**Exercise description**
Return each line that holds the word "encore".

**Data records**

============

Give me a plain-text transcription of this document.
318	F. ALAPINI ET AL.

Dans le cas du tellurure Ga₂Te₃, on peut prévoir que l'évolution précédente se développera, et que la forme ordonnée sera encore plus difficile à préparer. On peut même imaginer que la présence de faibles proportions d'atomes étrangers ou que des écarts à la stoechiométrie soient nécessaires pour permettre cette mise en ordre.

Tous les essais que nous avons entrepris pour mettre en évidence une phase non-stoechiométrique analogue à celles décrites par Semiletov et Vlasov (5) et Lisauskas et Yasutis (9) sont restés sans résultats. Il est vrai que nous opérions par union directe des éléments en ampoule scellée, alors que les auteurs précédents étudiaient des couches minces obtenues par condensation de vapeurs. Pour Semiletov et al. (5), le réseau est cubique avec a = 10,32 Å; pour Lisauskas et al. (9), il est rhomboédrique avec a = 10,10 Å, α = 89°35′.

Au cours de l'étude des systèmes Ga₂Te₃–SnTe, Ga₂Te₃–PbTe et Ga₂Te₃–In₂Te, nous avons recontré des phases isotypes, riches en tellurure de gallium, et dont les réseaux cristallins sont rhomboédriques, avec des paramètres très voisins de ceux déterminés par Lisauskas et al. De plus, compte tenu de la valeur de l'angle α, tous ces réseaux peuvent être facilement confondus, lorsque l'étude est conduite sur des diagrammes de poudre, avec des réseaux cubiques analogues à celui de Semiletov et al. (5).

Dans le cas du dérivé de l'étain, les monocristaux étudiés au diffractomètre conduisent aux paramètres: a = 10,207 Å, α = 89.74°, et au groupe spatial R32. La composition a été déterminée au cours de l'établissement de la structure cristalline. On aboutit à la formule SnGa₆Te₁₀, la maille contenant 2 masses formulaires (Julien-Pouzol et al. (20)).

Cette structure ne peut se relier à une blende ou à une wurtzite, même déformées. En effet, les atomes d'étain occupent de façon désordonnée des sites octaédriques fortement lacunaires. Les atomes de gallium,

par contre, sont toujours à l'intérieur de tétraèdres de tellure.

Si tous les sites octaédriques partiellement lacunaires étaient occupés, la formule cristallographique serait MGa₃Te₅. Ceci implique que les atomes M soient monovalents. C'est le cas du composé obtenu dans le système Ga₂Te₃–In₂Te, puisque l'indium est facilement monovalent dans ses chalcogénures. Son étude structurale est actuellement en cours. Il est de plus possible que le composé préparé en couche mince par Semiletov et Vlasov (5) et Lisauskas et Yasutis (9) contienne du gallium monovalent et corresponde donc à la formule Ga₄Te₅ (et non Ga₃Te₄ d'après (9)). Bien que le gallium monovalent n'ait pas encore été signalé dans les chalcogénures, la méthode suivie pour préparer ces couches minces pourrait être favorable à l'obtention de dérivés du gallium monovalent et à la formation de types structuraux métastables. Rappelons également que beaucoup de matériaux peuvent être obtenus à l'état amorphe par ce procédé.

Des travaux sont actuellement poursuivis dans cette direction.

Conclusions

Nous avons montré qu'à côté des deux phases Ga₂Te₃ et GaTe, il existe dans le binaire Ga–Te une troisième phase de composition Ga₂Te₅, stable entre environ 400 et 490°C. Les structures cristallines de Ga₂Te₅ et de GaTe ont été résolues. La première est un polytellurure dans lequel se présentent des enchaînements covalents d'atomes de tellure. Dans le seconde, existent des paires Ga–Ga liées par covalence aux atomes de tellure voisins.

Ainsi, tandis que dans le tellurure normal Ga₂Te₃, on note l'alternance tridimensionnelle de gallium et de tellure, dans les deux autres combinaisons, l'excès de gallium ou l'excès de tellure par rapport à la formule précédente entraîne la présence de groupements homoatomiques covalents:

============

**Written response**
Dans le cas du tellurure Ga₂Te₃, on peut prévoir que l'évolution précédente se développera, et que la forme ordonnée sera encore plus difficile à préparer. On peut même imaginer que la présence de faibles proportions d'atomes étrangers ou que des écarts à la stoechiométrie soient nécessaires pour permettre cette mise en ordre.
Si tous les sites octaédriques partiellement lacunaires étaient occupés, la formule cristallographique serait MGa₃Te₅. Ceci implique que les atomes M soient monovalents. C'est le cas du composé obtenu dans le système Ga₂Te₃–In₂Te, puisque l'indium est facilement monovalent dans ses chalcogénures. Son étude structurale est actuellement en cours. Il est de plus possible que le composé préparé en couche mince par Semiletov et Vlasov (5) et Lisauskas et Yasutis (9) contienne du gallium monovalent et corresponde donc à la formule Ga₄Te₅ (et non Ga₃Te₄ d'après (9)). Bien que le gallium monovalent n'ait pas encore été signalé dans les chalcogénures, la méthode suivie pour préparer ces couches minces pourrait être favorable à l'obtention de dérivés du gallium monovalent et à la formation de types structuraux métastables. Rappelons également que beaucoup de matériaux peuvent être obtenus à l'état amorphe par ce procédé.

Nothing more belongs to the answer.